WORK REQUIRED: Your answer should be a single number: the count of lines holding the word "Toshkent".

TASK INPUTS:
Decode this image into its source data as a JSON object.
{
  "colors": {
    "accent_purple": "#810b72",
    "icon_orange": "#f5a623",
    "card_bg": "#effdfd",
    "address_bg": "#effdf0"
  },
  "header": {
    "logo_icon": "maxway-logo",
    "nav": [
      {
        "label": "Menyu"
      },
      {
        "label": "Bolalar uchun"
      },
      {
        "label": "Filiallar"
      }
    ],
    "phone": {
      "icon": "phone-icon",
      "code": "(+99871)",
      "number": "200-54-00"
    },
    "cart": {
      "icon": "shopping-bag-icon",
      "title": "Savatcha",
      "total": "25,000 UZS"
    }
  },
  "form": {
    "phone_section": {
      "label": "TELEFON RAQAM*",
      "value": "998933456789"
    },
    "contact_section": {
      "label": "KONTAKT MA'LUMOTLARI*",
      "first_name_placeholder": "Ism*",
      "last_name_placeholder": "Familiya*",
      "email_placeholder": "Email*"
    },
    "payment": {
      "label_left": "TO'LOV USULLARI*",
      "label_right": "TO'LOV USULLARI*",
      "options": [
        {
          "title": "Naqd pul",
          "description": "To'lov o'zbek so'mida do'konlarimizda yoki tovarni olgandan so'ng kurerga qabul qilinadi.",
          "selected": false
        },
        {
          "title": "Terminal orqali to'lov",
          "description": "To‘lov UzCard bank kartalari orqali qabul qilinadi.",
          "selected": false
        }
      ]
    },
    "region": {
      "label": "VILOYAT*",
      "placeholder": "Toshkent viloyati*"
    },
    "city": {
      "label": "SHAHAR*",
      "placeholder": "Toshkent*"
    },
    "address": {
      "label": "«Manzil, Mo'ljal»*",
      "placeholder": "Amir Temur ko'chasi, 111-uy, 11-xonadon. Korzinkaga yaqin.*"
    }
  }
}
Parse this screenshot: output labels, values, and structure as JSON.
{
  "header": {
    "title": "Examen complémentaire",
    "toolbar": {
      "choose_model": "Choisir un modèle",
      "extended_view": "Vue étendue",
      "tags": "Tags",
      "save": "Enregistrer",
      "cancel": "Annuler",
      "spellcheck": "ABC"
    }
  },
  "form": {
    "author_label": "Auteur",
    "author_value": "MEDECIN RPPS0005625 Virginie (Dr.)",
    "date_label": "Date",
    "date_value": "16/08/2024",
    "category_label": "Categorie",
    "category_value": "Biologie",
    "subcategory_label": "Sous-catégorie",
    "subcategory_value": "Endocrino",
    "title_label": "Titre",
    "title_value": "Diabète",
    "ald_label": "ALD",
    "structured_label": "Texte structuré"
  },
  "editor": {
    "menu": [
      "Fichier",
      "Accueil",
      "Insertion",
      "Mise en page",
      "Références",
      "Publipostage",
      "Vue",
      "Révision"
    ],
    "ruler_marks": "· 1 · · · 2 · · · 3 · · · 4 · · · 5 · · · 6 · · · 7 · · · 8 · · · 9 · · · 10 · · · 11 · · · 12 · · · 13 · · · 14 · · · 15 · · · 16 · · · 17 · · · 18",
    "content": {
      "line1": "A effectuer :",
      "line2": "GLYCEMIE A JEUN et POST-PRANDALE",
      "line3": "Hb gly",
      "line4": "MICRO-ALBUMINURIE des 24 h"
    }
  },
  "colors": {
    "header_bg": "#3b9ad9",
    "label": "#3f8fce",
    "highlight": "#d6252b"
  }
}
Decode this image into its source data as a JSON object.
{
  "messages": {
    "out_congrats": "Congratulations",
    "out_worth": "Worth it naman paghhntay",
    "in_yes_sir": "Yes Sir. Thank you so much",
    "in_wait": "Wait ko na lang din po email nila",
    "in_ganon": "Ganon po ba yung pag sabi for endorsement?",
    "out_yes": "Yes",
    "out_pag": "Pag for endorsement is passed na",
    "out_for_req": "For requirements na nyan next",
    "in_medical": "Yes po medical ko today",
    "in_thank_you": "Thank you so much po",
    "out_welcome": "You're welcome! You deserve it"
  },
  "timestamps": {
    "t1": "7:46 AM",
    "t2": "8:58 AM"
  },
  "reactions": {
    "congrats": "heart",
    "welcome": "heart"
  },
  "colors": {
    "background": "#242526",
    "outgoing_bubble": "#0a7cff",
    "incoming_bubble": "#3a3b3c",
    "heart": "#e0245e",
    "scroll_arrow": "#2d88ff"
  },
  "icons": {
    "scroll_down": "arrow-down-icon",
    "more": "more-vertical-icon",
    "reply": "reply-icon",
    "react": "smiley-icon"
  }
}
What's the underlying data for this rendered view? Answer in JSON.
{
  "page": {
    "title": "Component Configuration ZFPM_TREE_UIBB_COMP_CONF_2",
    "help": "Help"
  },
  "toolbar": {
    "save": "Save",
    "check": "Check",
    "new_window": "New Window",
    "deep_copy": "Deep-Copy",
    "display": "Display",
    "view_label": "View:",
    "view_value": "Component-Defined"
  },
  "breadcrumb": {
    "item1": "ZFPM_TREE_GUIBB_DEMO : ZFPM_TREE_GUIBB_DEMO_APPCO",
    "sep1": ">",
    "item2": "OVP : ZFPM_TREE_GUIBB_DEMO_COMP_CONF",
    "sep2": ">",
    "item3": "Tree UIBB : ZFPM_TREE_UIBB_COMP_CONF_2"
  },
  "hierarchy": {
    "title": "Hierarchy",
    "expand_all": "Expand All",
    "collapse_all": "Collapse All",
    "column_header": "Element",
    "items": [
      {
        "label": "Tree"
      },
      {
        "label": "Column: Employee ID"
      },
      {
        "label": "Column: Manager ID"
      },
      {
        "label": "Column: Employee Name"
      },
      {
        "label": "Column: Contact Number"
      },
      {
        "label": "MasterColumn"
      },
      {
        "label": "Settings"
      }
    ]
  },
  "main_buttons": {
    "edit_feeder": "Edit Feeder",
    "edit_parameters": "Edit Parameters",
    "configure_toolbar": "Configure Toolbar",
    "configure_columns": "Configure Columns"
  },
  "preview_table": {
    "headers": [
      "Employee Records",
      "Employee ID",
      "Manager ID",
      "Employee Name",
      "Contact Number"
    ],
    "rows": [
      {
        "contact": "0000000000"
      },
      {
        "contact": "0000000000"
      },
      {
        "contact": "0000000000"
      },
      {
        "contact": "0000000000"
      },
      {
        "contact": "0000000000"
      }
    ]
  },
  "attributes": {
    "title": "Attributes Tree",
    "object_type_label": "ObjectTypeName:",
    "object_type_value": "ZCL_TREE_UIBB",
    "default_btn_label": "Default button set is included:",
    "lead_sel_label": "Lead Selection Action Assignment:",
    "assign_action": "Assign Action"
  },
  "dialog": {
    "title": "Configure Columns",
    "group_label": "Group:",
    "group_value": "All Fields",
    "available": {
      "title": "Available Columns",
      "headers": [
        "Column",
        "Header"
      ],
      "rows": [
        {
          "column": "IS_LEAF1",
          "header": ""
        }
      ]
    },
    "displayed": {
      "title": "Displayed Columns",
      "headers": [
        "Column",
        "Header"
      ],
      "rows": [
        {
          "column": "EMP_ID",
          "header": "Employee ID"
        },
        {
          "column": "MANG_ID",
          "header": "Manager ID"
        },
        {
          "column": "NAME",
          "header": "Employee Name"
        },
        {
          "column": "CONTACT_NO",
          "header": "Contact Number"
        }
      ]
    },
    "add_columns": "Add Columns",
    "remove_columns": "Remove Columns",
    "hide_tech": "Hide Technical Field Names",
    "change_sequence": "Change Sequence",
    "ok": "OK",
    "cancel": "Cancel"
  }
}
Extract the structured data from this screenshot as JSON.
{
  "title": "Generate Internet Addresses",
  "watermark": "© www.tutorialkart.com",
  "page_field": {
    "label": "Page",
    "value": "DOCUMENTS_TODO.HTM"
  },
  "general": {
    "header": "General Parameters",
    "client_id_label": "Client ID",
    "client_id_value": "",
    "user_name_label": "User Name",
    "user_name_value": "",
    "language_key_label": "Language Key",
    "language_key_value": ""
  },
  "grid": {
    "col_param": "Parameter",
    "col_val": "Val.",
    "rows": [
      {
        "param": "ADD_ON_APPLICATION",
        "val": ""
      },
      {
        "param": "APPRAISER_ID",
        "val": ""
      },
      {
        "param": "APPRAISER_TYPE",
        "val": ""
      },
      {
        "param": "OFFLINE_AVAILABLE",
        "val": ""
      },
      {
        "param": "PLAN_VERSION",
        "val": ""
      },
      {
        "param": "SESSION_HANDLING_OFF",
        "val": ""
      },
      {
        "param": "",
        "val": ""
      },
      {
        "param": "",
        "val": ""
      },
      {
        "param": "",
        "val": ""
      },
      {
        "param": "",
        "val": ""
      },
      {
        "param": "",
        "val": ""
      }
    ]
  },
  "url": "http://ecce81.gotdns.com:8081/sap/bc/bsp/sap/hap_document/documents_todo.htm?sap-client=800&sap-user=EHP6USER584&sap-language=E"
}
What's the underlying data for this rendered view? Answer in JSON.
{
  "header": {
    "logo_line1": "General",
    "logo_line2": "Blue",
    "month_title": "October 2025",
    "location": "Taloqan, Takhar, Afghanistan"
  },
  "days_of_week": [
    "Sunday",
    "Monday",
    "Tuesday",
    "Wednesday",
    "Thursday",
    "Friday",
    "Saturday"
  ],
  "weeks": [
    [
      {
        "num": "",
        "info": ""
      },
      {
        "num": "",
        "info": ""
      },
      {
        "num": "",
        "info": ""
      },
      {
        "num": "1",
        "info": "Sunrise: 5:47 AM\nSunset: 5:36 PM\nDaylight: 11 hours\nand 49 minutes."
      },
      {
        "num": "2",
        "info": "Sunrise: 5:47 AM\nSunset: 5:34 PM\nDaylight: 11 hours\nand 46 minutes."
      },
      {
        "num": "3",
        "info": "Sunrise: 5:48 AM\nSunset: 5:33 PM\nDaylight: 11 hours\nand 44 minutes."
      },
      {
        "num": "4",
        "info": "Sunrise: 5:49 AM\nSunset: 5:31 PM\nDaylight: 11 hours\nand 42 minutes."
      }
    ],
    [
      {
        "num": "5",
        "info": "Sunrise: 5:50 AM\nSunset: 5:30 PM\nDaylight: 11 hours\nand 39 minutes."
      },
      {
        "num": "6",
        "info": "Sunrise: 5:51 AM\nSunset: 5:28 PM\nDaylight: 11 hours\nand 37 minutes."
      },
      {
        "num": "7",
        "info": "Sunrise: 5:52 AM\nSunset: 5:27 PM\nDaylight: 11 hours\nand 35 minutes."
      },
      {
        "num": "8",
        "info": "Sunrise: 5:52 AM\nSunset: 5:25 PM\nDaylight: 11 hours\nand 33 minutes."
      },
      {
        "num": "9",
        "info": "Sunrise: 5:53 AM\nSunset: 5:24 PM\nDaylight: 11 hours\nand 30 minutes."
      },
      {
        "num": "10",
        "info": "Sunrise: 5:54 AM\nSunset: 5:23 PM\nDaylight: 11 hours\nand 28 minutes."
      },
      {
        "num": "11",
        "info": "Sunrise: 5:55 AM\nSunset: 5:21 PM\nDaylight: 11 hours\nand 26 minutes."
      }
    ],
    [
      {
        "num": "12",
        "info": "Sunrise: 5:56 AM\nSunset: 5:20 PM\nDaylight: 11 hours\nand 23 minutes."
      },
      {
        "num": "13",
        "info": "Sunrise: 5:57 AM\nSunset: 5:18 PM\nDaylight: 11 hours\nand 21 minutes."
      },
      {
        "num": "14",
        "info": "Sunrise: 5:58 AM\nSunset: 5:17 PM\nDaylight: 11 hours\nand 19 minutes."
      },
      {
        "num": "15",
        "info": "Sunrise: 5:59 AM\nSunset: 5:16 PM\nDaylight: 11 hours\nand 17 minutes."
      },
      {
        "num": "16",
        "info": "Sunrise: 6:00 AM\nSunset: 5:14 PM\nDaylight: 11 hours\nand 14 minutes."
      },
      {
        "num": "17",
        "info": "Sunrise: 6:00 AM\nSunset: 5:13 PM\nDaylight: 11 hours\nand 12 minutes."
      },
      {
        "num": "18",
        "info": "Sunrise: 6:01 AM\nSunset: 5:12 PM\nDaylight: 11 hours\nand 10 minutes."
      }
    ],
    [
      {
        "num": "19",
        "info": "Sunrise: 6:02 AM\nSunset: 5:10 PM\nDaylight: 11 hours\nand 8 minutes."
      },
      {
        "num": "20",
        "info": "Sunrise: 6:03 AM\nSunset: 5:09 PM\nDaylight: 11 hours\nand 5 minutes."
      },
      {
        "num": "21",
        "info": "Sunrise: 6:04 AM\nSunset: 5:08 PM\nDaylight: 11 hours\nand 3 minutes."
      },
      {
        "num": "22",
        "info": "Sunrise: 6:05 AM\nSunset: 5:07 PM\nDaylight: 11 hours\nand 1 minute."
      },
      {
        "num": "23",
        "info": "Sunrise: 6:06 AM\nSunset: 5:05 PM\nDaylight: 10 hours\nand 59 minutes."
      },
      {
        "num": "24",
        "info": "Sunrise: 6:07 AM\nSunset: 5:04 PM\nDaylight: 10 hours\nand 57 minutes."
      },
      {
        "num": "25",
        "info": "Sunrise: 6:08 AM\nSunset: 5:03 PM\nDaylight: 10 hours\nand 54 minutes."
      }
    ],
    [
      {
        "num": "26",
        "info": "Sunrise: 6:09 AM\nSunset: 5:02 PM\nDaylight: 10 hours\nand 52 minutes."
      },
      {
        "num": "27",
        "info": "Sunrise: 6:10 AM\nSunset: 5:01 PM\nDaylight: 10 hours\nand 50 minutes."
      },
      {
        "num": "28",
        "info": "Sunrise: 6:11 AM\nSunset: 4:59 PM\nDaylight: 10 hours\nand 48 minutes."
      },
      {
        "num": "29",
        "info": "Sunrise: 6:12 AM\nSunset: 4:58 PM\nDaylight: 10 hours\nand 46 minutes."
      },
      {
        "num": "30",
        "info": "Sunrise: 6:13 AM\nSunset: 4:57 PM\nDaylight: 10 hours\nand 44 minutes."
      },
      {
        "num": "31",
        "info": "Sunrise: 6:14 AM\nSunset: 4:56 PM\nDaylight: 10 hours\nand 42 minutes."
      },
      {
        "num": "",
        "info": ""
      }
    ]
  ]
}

WRITTEN ANSWER: 2